→ **Supplied data**

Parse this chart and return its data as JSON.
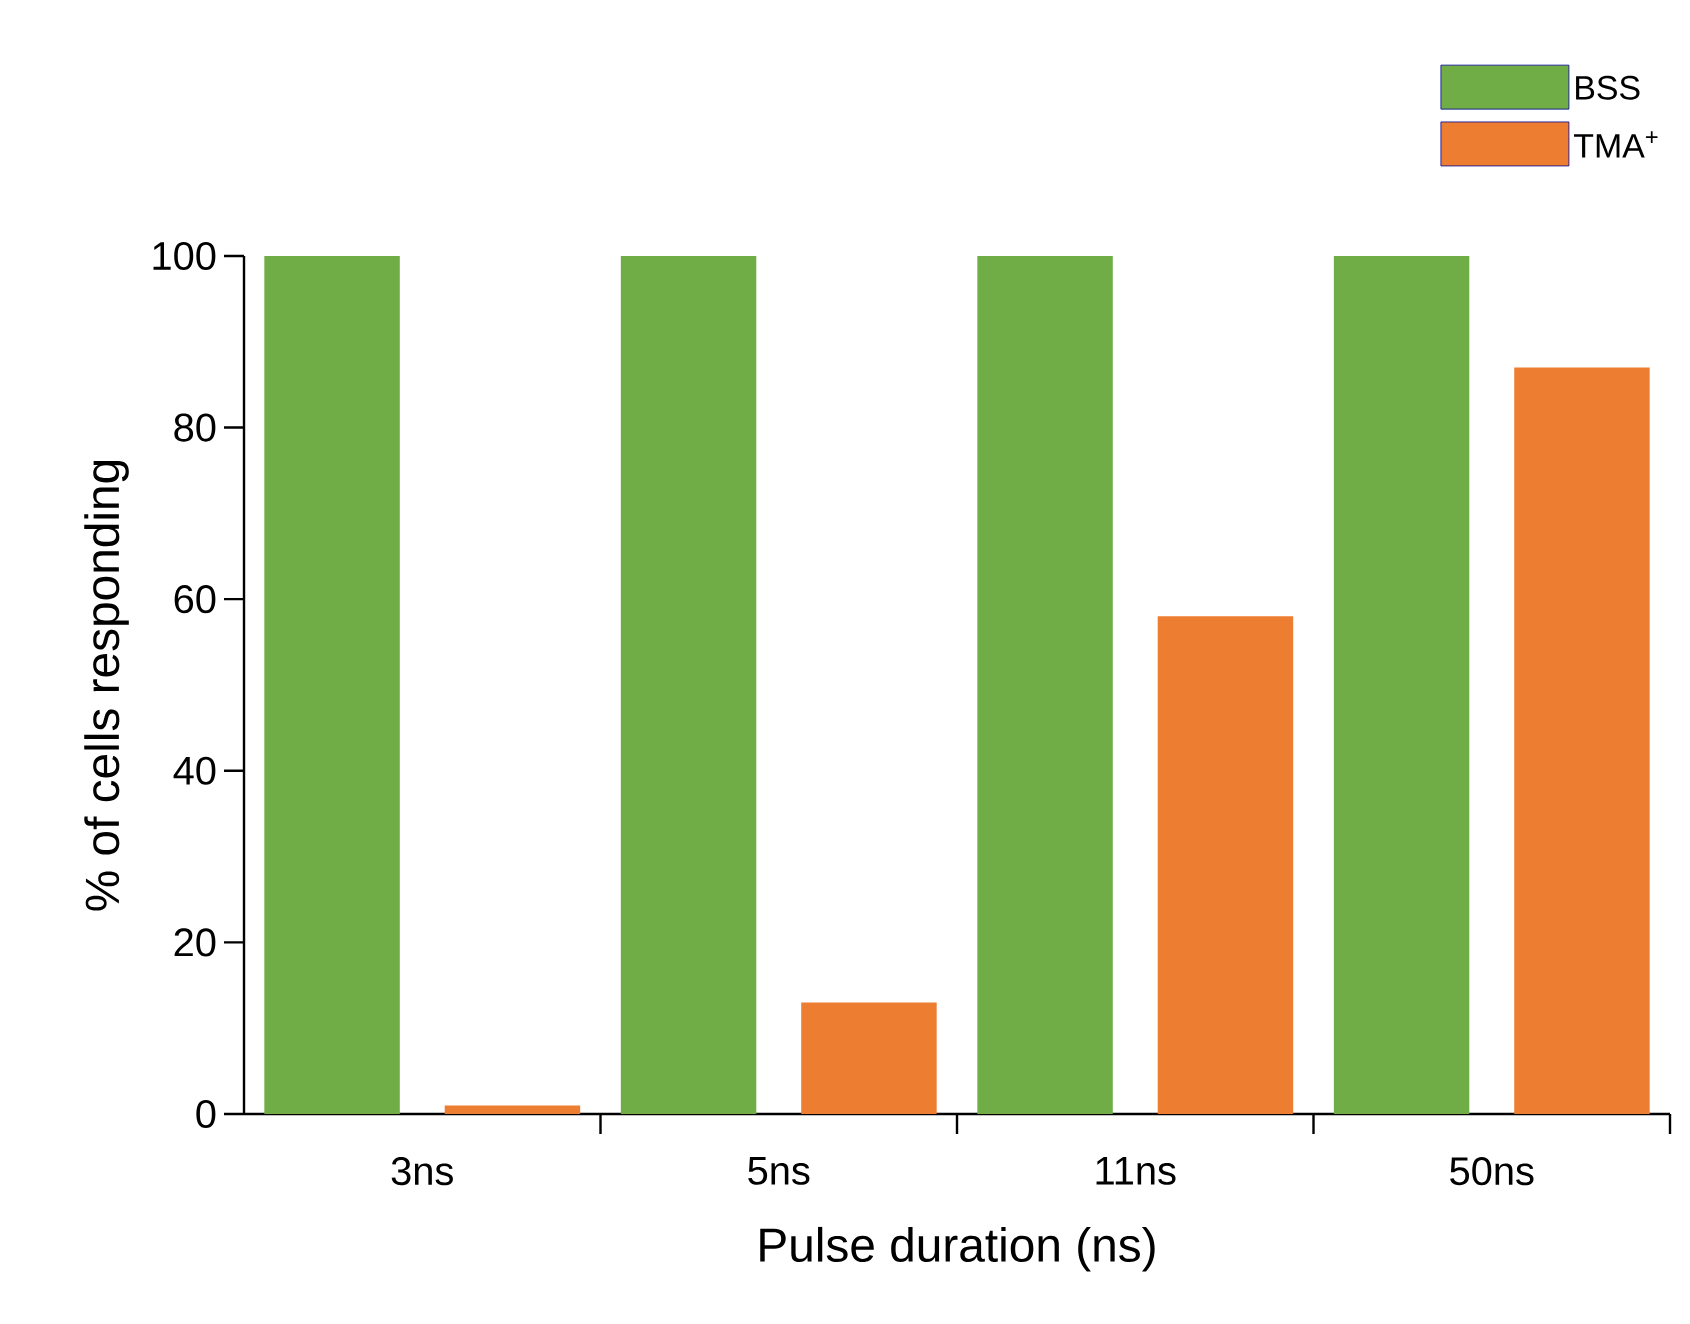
{
  "chart_data": {
    "type": "bar",
    "categories": [
      "3ns",
      "5ns",
      "11ns",
      "50ns"
    ],
    "series": [
      {
        "name": "BSS",
        "color": "#70ad47",
        "values": [
          100,
          100,
          100,
          100
        ]
      },
      {
        "name": "TMA$^{+}$",
        "color": "#ed7d31",
        "values": [
          1,
          13,
          58,
          87
        ]
      }
    ],
    "xlabel": "Pulse duration (ns)",
    "ylabel": "% of cells responding",
    "ylim": [
      0,
      100
    ],
    "yticks": [
      0,
      20,
      40,
      60,
      80,
      100
    ],
    "legend": "top right"
  }
}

→ **What is required**
Provide a precise transcription of the listing, excluding each picture.

→ **Reply to the task**
Parse this chart and return its data as JSON.
{
  "chart_data": {
    "type": "bar",
    "categories": [
      "3ns",
      "5ns",
      "11ns",
      "50ns"
    ],
    "series": [
      {
        "name": "BSS",
        "color": "#70ad47",
        "values": [
          100,
          100,
          100,
          100
        ]
      },
      {
        "name": "TMA$^{+}$",
        "color": "#ed7d31",
        "values": [
          1,
          13,
          58,
          87
        ]
      }
    ],
    "xlabel": "Pulse duration (ns)",
    "ylabel": "% of cells responding",
    "ylim": [
      0,
      100
    ],
    "yticks": [
      0,
      20,
      40,
      60,
      80,
      100
    ],
    "legend": "top right"
  }
}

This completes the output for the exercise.